*PROBLEM*:
Gather, from the data below, each line in which the word "color" occurs.
------ PROVIDED RECORDS ------
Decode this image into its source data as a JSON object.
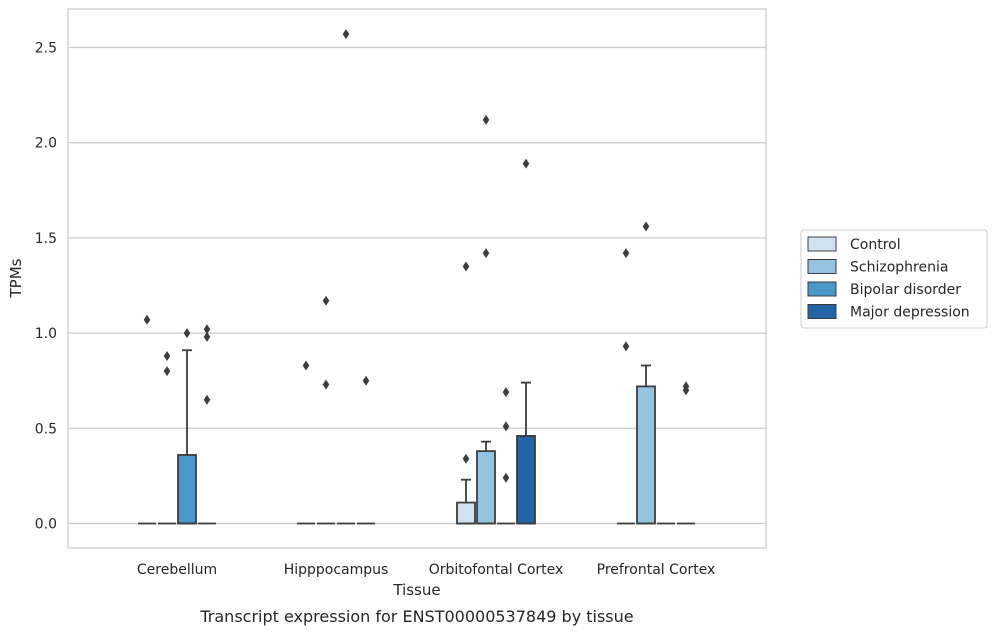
{
  "caption": "Transcript expression for ENST00000537849 by tissue",
  "chart_data": {
    "type": "box",
    "xlabel": "Tissue",
    "ylabel": "TPMs",
    "ylim": [
      -0.12,
      2.7
    ],
    "yticks": [
      0.0,
      0.5,
      1.0,
      1.5,
      2.0,
      2.5
    ],
    "ytick_labels": [
      "0.0",
      "0.5",
      "1.0",
      "1.5",
      "2.0",
      "2.5"
    ],
    "grid": "horizontal",
    "legend_position": "right",
    "categories": [
      "Cerebellum",
      "Hipppocampus",
      "Orbitofontal Cortex",
      "Prefrontal Cortex"
    ],
    "series": [
      {
        "name": "Control",
        "color": "#d0e1f2",
        "boxes": [
          {
            "q1": 0,
            "median": 0,
            "q3": 0,
            "whisker_low": 0,
            "whisker_high": 0,
            "outliers": [
              1.07
            ]
          },
          {
            "q1": 0,
            "median": 0,
            "q3": 0,
            "whisker_low": 0,
            "whisker_high": 0,
            "outliers": [
              0.83
            ]
          },
          {
            "q1": 0,
            "median": 0,
            "q3": 0.11,
            "whisker_low": 0,
            "whisker_high": 0.23,
            "outliers": [
              0.34,
              1.35
            ]
          },
          {
            "q1": 0,
            "median": 0,
            "q3": 0,
            "whisker_low": 0,
            "whisker_high": 0,
            "outliers": [
              0.93,
              1.42
            ]
          }
        ]
      },
      {
        "name": "Schizophrenia",
        "color": "#94c4df",
        "boxes": [
          {
            "q1": 0,
            "median": 0,
            "q3": 0,
            "whisker_low": 0,
            "whisker_high": 0,
            "outliers": [
              0.8,
              0.88
            ]
          },
          {
            "q1": 0,
            "median": 0,
            "q3": 0,
            "whisker_low": 0,
            "whisker_high": 0,
            "outliers": [
              0.73,
              1.17
            ]
          },
          {
            "q1": 0,
            "median": 0,
            "q3": 0.38,
            "whisker_low": 0,
            "whisker_high": 0.43,
            "outliers": [
              1.42,
              2.12
            ]
          },
          {
            "q1": 0,
            "median": 0,
            "q3": 0.72,
            "whisker_low": 0,
            "whisker_high": 0.83,
            "outliers": [
              1.56
            ]
          }
        ]
      },
      {
        "name": "Bipolar disorder",
        "color": "#4a98c9",
        "boxes": [
          {
            "q1": 0,
            "median": 0,
            "q3": 0.36,
            "whisker_low": 0,
            "whisker_high": 0.91,
            "outliers": [
              1.0
            ]
          },
          {
            "q1": 0,
            "median": 0,
            "q3": 0,
            "whisker_low": 0,
            "whisker_high": 0,
            "outliers": [
              2.57
            ]
          },
          {
            "q1": 0,
            "median": 0,
            "q3": 0,
            "whisker_low": 0,
            "whisker_high": 0,
            "outliers": [
              0.24,
              0.51,
              0.69
            ]
          },
          {
            "q1": 0,
            "median": 0,
            "q3": 0,
            "whisker_low": 0,
            "whisker_high": 0,
            "outliers": []
          }
        ]
      },
      {
        "name": "Major depression",
        "color": "#2264a6",
        "boxes": [
          {
            "q1": 0,
            "median": 0,
            "q3": 0,
            "whisker_low": 0,
            "whisker_high": 0,
            "outliers": [
              0.65,
              0.98,
              1.02
            ]
          },
          {
            "q1": 0,
            "median": 0,
            "q3": 0,
            "whisker_low": 0,
            "whisker_high": 0,
            "outliers": [
              0.75
            ]
          },
          {
            "q1": 0,
            "median": 0,
            "q3": 0.46,
            "whisker_low": 0,
            "whisker_high": 0.74,
            "outliers": [
              1.89
            ]
          },
          {
            "q1": 0,
            "median": 0,
            "q3": 0,
            "whisker_low": 0,
            "whisker_high": 0,
            "outliers": [
              0.7,
              0.72
            ]
          }
        ]
      }
    ]
  }
}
------
*RESULT OF THIS EXERCISE*:
        "color": "#d0e1f2",
        "color": "#94c4df",
        "color": "#4a98c9",
        "color": "#2264a6",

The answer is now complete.